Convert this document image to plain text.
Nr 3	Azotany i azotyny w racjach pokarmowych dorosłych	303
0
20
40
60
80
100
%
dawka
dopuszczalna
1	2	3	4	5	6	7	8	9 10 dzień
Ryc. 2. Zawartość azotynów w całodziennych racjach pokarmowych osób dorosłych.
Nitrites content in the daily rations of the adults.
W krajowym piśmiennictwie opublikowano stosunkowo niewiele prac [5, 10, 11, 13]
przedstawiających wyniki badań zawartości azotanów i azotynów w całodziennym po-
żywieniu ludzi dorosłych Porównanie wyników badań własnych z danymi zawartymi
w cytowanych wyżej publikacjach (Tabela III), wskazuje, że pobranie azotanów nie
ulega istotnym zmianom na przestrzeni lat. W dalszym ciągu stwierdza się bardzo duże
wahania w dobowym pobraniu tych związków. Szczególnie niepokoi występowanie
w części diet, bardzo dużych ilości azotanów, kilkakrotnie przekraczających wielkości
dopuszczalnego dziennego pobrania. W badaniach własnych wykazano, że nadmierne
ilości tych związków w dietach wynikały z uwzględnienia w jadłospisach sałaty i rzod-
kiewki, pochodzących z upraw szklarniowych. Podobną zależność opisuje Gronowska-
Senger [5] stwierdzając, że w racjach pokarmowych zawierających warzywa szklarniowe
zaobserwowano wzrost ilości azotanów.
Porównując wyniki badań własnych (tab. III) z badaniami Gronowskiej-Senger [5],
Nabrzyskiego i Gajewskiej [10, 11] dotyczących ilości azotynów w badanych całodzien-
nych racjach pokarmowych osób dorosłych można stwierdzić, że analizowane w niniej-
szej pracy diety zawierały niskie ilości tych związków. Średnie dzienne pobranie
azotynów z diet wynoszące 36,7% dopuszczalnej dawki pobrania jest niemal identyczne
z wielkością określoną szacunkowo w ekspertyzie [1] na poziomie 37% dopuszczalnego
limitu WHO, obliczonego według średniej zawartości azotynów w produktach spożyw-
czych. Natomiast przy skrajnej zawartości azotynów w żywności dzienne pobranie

■ What to work on
Retype the entries one by one, exactly.

■ Final result
Convert this document image to plain text.
Nr 3	Azotany i azotyny w racjach pokarmowych dorosłych	303
0
20
40
60
80
100
%
dawka
dopuszczalna
1	2	3	4	5	6	7	8	9 10 dzień
Ryc. 2. Zawartość azotynów w całodziennych racjach pokarmowych osób dorosłych.
Nitrites content in the daily rations of the adults.
W krajowym piśmiennictwie opublikowano stosunkowo niewiele prac [5, 10, 11, 13]
przedstawiających wyniki badań zawartości azotanów i azotynów w całodziennym po-
żywieniu ludzi dorosłych Porównanie wyników badań własnych z danymi zawartymi
w cytowanych wyżej publikacjach (Tabela III), wskazuje, że pobranie azotanów nie
ulega istotnym zmianom na przestrzeni lat. W dalszym ciągu stwierdza się bardzo duże
wahania w dobowym pobraniu tych związków. Szczególnie niepokoi występowanie
w części diet, bardzo dużych ilości azotanów, kilkakrotnie przekraczających wielkości
dopuszczalnego dziennego pobrania. W badaniach własnych wykazano, że nadmierne
ilości tych związków w dietach wynikały z uwzględnienia w jadłospisach sałaty i rzod-
kiewki, pochodzących z upraw szklarniowych. Podobną zależność opisuje Gronowska-
Senger [5] stwierdzając, że w racjach pokarmowych zawierających warzywa szklarniowe
zaobserwowano wzrost ilości azotanów.
Porównując wyniki badań własnych (tab. III) z badaniami Gronowskiej-Senger [5],
Nabrzyskiego i Gajewskiej [10, 11] dotyczących ilości azotynów w badanych całodzien-
nych racjach pokarmowych osób dorosłych można stwierdzić, że analizowane w niniej-
szej pracy diety zawierały niskie ilości tych związków. Średnie dzienne pobranie
azotynów z diet wynoszące 36,7% dopuszczalnej dawki pobrania jest niemal identyczne
z wielkością określoną szacunkowo w ekspertyzie [1] na poziomie 37% dopuszczalnego
limitu WHO, obliczonego według średniej zawartości azotynów w produktach spożyw-
czych. Natomiast przy skrajnej zawartości azotynów w żywności dzienne pobranie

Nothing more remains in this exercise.